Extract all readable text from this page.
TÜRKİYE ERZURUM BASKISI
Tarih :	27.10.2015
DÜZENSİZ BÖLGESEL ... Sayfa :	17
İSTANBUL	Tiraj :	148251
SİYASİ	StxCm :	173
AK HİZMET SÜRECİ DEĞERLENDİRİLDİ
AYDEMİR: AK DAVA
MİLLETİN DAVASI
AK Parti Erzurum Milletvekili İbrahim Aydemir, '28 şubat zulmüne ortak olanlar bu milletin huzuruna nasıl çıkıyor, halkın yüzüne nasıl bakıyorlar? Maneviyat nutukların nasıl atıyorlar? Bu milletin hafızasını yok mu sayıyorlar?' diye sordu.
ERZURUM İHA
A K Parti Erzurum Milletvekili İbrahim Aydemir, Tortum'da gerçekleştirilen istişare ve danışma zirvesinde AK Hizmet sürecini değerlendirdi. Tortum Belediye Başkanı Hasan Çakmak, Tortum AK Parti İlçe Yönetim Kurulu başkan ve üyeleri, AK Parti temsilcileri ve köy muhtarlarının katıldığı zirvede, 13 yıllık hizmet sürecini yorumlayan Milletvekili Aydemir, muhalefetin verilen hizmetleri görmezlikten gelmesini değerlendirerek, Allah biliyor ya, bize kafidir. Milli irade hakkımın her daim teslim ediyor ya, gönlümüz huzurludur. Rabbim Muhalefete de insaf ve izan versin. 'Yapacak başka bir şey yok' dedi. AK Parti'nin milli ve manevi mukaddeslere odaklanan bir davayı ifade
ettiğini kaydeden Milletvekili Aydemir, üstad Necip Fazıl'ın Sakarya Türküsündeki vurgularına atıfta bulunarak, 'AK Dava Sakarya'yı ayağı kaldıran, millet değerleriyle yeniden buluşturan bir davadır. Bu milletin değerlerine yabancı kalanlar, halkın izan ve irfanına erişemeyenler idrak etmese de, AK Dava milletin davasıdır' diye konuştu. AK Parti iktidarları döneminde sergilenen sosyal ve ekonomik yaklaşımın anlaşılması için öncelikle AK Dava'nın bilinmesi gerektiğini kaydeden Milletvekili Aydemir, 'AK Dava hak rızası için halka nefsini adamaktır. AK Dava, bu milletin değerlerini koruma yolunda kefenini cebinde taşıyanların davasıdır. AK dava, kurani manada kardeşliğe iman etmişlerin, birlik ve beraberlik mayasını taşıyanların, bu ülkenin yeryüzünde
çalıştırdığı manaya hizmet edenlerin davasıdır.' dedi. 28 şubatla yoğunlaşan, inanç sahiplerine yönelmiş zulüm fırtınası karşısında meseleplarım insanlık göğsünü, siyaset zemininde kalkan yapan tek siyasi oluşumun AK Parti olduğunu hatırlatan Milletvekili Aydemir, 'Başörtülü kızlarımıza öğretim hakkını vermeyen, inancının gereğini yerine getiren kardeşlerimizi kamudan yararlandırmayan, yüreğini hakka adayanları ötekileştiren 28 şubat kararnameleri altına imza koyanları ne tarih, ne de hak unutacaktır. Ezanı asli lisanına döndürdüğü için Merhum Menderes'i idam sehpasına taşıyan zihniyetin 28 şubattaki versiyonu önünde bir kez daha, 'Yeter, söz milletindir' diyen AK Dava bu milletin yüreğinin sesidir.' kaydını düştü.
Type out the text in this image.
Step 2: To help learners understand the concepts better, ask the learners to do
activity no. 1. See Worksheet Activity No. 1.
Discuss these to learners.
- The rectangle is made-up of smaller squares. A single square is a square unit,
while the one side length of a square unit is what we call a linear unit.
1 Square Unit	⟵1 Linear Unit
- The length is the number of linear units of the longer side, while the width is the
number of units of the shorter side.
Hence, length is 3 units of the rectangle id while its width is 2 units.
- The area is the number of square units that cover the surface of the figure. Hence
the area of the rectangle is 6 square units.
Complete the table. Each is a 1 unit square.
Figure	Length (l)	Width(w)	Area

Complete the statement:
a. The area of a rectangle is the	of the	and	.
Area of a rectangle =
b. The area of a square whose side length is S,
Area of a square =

■ **GIVEN TASK**:
Take the lines above and retype all of them exactly.

■ **THE SOLUTION**:
Extract all readable text from this page.
TÜRKİYE ERZURUM BASKISI
Tarih :	27.10.2015
DÜZENSİZ BÖLGESEL ... Sayfa :	17
İSTANBUL	Tiraj :	148251
SİYASİ	StxCm :	173
AK HİZMET SÜRECİ DEĞERLENDİRİLDİ
AYDEMİR: AK DAVA
MİLLETİN DAVASI
AK Parti Erzurum Milletvekili İbrahim Aydemir, '28 şubat zulmüne ortak olanlar bu milletin huzuruna nasıl çıkıyor, halkın yüzüne nasıl bakıyorlar? Maneviyat nutukların nasıl atıyorlar? Bu milletin hafızasını yok mu sayıyorlar?' diye sordu.
ERZURUM İHA
A K Parti Erzurum Milletvekili İbrahim Aydemir, Tortum'da gerçekleştirilen istişare ve danışma zirvesinde AK Hizmet sürecini değerlendirdi. Tortum Belediye Başkanı Hasan Çakmak, Tortum AK Parti İlçe Yönetim Kurulu başkan ve üyeleri, AK Parti temsilcileri ve köy muhtarlarının katıldığı zirvede, 13 yıllık hizmet sürecini yorumlayan Milletvekili Aydemir, muhalefetin verilen hizmetleri görmezlikten gelmesini değerlendirerek, Allah biliyor ya, bize kafidir. Milli irade hakkımın her daim teslim ediyor ya, gönlümüz huzurludur. Rabbim Muhalefete de insaf ve izan versin. 'Yapacak başka bir şey yok' dedi. AK Parti'nin milli ve manevi mukaddeslere odaklanan bir davayı ifade
ettiğini kaydeden Milletvekili Aydemir, üstad Necip Fazıl'ın Sakarya Türküsündeki vurgularına atıfta bulunarak, 'AK Dava Sakarya'yı ayağı kaldıran, millet değerleriyle yeniden buluşturan bir davadır. Bu milletin değerlerine yabancı kalanlar, halkın izan ve irfanına erişemeyenler idrak etmese de, AK Dava milletin davasıdır' diye konuştu. AK Parti iktidarları döneminde sergilenen sosyal ve ekonomik yaklaşımın anlaşılması için öncelikle AK Dava'nın bilinmesi gerektiğini kaydeden Milletvekili Aydemir, 'AK Dava hak rızası için halka nefsini adamaktır. AK Dava, bu milletin değerlerini koruma yolunda kefenini cebinde taşıyanların davasıdır. AK dava, kurani manada kardeşliğe iman etmişlerin, birlik ve beraberlik mayasını taşıyanların, bu ülkenin yeryüzünde
çalıştırdığı manaya hizmet edenlerin davasıdır.' dedi. 28 şubatla yoğunlaşan, inanç sahiplerine yönelmiş zulüm fırtınası karşısında meseleplarım insanlık göğsünü, siyaset zemininde kalkan yapan tek siyasi oluşumun AK Parti olduğunu hatırlatan Milletvekili Aydemir, 'Başörtülü kızlarımıza öğretim hakkını vermeyen, inancının gereğini yerine getiren kardeşlerimizi kamudan yararlandırmayan, yüreğini hakka adayanları ötekileştiren 28 şubat kararnameleri altına imza koyanları ne tarih, ne de hak unutacaktır. Ezanı asli lisanına döndürdüğü için Merhum Menderes'i idam sehpasına taşıyan zihniyetin 28 şubattaki versiyonu önünde bir kez daha, 'Yeter, söz milletindir' diyen AK Dava bu milletin yüreğinin sesidir.' kaydını düştü.
Type out the text in this image.
Step 2: To help learners understand the concepts better, ask the learners to do
activity no. 1. See Worksheet Activity No. 1.
Discuss these to learners.
- The rectangle is made-up of smaller squares. A single square is a square unit,
while the one side length of a square unit is what we call a linear unit.
1 Square Unit	⟵1 Linear Unit
- The length is the number of linear units of the longer side, while the width is the
number of units of the shorter side.
Hence, length is 3 units of the rectangle id while its width is 2 units.
- The area is the number of square units that cover the surface of the figure. Hence
the area of the rectangle is 6 square units.
Complete the table. Each is a 1 unit square.
Figure	Length (l)	Width(w)	Area

Complete the statement:
a. The area of a rectangle is the	of the	and	.
Area of a rectangle =
b. The area of a square whose side length is S,
Area of a square =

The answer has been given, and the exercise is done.